→ Records to process:

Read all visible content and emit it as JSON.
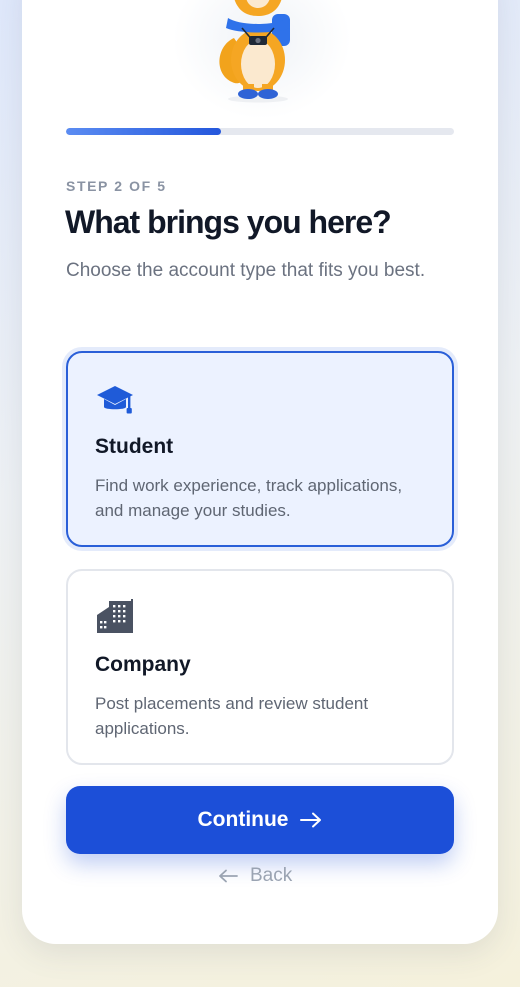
{
  "progress": {
    "current_step": 2,
    "total_steps": 5,
    "fraction": 0.4
  },
  "header": {
    "step_label": "STEP 2 OF 5",
    "title": "What brings you here?",
    "subtitle": "Choose the account type that fits you best."
  },
  "options": [
    {
      "icon": "graduation-cap-icon",
      "title": "Student",
      "description": "Find work experience, track applications, and manage your studies.",
      "selected": true
    },
    {
      "icon": "office-building-icon",
      "title": "Company",
      "description": "Post placements and review student applications.",
      "selected": false
    }
  ],
  "actions": {
    "continue_label": "Continue",
    "continue_icon": "arrow-right-icon",
    "back_label": "Back",
    "back_icon": "arrow-left-icon"
  },
  "colors": {
    "accent": "#1c4fd8",
    "selected_border": "#2a5fd8",
    "selected_bg": "#ecf2ff",
    "text_primary": "#111827",
    "text_muted": "#6b7280"
  }
}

→ What needs to be done: Return the material word for word. Pictures are not part of the copy.

→ Full solution:
Read all visible content and emit it as JSON.
{
  "progress": {
    "current_step": 2,
    "total_steps": 5,
    "fraction": 0.4
  },
  "header": {
    "step_label": "STEP 2 OF 5",
    "title": "What brings you here?",
    "subtitle": "Choose the account type that fits you best."
  },
  "options": [
    {
      "icon": "graduation-cap-icon",
      "title": "Student",
      "description": "Find work experience, track applications, and manage your studies.",
      "selected": true
    },
    {
      "icon": "office-building-icon",
      "title": "Company",
      "description": "Post placements and review student applications.",
      "selected": false
    }
  ],
  "actions": {
    "continue_label": "Continue",
    "continue_icon": "arrow-right-icon",
    "back_label": "Back",
    "back_icon": "arrow-left-icon"
  },
  "colors": {
    "accent": "#1c4fd8",
    "selected_border": "#2a5fd8",
    "selected_bg": "#ecf2ff",
    "text_primary": "#111827",
    "text_muted": "#6b7280"
  }
}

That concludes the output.